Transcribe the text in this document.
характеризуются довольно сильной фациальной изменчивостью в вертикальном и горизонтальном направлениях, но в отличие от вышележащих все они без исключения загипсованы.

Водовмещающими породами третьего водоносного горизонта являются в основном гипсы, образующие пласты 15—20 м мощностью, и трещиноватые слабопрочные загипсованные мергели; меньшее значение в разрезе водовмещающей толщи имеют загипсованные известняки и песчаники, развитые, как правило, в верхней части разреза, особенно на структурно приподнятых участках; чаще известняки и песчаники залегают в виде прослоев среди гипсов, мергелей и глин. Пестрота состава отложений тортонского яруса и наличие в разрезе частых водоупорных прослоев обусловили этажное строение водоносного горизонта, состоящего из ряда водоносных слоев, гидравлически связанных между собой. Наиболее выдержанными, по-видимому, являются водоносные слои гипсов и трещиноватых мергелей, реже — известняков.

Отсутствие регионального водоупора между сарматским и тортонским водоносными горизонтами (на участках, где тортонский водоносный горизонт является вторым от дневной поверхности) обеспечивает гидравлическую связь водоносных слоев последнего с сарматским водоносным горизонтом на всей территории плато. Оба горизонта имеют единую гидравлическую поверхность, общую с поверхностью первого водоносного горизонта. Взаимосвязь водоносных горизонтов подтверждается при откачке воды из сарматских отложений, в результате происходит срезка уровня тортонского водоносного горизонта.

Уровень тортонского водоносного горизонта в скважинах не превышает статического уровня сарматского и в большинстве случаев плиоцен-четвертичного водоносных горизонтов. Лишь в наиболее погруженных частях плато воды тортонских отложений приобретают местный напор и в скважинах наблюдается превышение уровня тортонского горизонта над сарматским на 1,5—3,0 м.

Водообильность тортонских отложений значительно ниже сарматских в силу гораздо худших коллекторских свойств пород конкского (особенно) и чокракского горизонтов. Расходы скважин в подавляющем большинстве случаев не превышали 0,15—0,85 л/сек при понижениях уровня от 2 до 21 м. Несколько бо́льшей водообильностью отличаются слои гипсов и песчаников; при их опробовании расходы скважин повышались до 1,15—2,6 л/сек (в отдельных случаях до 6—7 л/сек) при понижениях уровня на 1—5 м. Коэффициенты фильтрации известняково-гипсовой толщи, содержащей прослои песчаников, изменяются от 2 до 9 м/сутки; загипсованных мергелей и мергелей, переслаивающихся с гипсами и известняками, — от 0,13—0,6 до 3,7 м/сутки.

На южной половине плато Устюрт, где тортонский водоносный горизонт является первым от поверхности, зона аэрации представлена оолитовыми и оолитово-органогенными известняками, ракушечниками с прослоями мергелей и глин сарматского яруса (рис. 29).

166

Exercise instructions: Repeat the data above, word for word.

Full response:
Transcribe the text in this document.
характеризуются довольно сильной фациальной изменчивостью в вертикальном и горизонтальном направлениях, но в отличие от вышележащих все они без исключения загипсованы.

Водовмещающими породами третьего водоносного горизонта являются в основном гипсы, образующие пласты 15—20 м мощностью, и трещиноватые слабопрочные загипсованные мергели; меньшее значение в разрезе водовмещающей толщи имеют загипсованные известняки и песчаники, развитые, как правило, в верхней части разреза, особенно на структурно приподнятых участках; чаще известняки и песчаники залегают в виде прослоев среди гипсов, мергелей и глин. Пестрота состава отложений тортонского яруса и наличие в разрезе частых водоупорных прослоев обусловили этажное строение водоносного горизонта, состоящего из ряда водоносных слоев, гидравлически связанных между собой. Наиболее выдержанными, по-видимому, являются водоносные слои гипсов и трещиноватых мергелей, реже — известняков.

Отсутствие регионального водоупора между сарматским и тортонским водоносными горизонтами (на участках, где тортонский водоносный горизонт является вторым от дневной поверхности) обеспечивает гидравлическую связь водоносных слоев последнего с сарматским водоносным горизонтом на всей территории плато. Оба горизонта имеют единую гидравлическую поверхность, общую с поверхностью первого водоносного горизонта. Взаимосвязь водоносных горизонтов подтверждается при откачке воды из сарматских отложений, в результате происходит срезка уровня тортонского водоносного горизонта.

Уровень тортонского водоносного горизонта в скважинах не превышает статического уровня сарматского и в большинстве случаев плиоцен-четвертичного водоносных горизонтов. Лишь в наиболее погруженных частях плато воды тортонских отложений приобретают местный напор и в скважинах наблюдается превышение уровня тортонского горизонта над сарматским на 1,5—3,0 м.

Водообильность тортонских отложений значительно ниже сарматских в силу гораздо худших коллекторских свойств пород конкского (особенно) и чокракского горизонтов. Расходы скважин в подавляющем большинстве случаев не превышали 0,15—0,85 л/сек при понижениях уровня от 2 до 21 м. Несколько бо́льшей водообильностью отличаются слои гипсов и песчаников; при их опробовании расходы скважин повышались до 1,15—2,6 л/сек (в отдельных случаях до 6—7 л/сек) при понижениях уровня на 1—5 м. Коэффициенты фильтрации известняково-гипсовой толщи, содержащей прослои песчаников, изменяются от 2 до 9 м/сутки; загипсованных мергелей и мергелей, переслаивающихся с гипсами и известняками, — от 0,13—0,6 до 3,7 м/сутки.

На южной половине плато Устюрт, где тортонский водоносный горизонт является первым от поверхности, зона аэрации представлена оолитовыми и оолитово-органогенными известняками, ракушечниками с прослоями мергелей и глин сарматского яруса (рис. 29).

166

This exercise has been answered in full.